Instruction. Extract, from the records beneath this instruction, each line that contains the word "cluster".

Raw records.
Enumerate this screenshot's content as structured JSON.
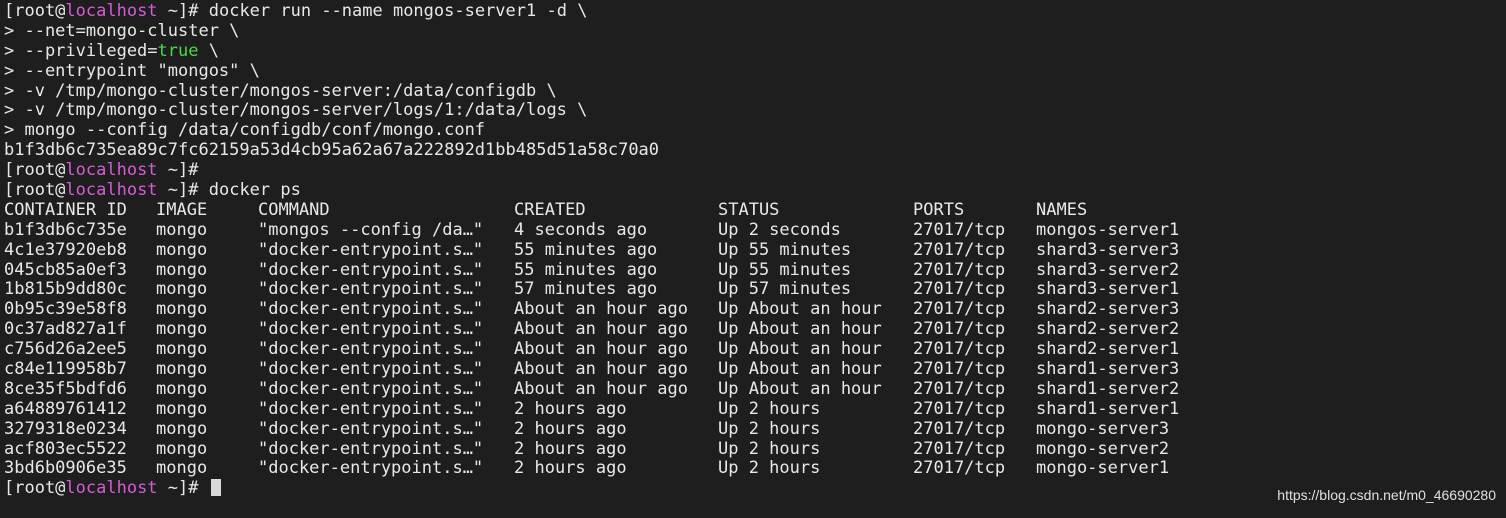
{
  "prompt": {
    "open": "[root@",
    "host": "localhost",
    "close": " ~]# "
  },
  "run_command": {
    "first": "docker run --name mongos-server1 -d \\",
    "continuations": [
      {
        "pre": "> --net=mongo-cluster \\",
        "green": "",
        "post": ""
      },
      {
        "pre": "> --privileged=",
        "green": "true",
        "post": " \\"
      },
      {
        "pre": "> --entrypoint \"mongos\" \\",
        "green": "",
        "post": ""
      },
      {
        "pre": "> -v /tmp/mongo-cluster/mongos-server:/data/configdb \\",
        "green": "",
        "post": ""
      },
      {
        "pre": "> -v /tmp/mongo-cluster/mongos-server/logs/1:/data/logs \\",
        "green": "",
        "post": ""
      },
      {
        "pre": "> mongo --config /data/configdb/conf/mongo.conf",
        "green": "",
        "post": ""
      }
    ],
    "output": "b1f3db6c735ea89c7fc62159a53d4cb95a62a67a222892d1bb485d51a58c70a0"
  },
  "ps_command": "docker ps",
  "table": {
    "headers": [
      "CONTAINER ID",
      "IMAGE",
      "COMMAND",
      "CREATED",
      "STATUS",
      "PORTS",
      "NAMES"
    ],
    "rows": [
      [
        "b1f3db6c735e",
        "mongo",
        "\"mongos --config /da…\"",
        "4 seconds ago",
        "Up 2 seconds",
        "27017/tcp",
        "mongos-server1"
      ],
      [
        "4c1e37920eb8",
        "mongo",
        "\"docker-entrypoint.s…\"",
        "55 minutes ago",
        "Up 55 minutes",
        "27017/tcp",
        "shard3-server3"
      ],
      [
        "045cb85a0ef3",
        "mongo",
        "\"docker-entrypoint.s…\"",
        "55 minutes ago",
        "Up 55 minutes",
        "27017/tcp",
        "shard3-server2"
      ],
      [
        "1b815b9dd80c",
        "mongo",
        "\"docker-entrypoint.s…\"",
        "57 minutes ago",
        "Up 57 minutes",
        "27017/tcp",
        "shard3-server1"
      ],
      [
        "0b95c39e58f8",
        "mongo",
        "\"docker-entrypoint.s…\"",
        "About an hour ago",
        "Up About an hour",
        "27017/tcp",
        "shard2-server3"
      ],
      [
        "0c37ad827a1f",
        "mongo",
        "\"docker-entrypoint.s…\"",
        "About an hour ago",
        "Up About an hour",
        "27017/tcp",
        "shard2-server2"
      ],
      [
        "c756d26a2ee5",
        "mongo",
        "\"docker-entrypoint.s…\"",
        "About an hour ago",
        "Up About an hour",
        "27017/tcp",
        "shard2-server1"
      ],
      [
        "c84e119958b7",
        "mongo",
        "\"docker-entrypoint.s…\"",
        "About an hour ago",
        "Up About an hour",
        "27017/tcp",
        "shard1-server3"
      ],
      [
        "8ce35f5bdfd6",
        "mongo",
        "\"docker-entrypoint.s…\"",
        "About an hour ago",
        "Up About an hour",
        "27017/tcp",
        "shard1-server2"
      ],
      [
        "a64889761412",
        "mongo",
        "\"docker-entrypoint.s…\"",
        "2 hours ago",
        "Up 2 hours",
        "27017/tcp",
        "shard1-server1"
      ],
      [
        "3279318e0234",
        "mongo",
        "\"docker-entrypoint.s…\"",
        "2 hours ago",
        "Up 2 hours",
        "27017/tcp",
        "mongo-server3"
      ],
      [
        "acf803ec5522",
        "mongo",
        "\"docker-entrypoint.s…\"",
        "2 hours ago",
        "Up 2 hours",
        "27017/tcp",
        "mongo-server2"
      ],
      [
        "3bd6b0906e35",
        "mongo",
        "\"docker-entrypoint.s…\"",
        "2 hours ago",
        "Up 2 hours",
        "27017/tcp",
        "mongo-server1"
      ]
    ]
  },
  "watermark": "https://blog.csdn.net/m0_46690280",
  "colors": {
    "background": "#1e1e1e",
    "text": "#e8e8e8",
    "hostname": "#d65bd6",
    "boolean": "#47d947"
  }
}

Response to the task.
        "pre": "> --net=mongo-cluster \\",
        "pre": "> -v /tmp/mongo-cluster/mongos-server:/data/configdb \\",
        "pre": "> -v /tmp/mongo-cluster/mongos-server/logs/1:/data/logs \\",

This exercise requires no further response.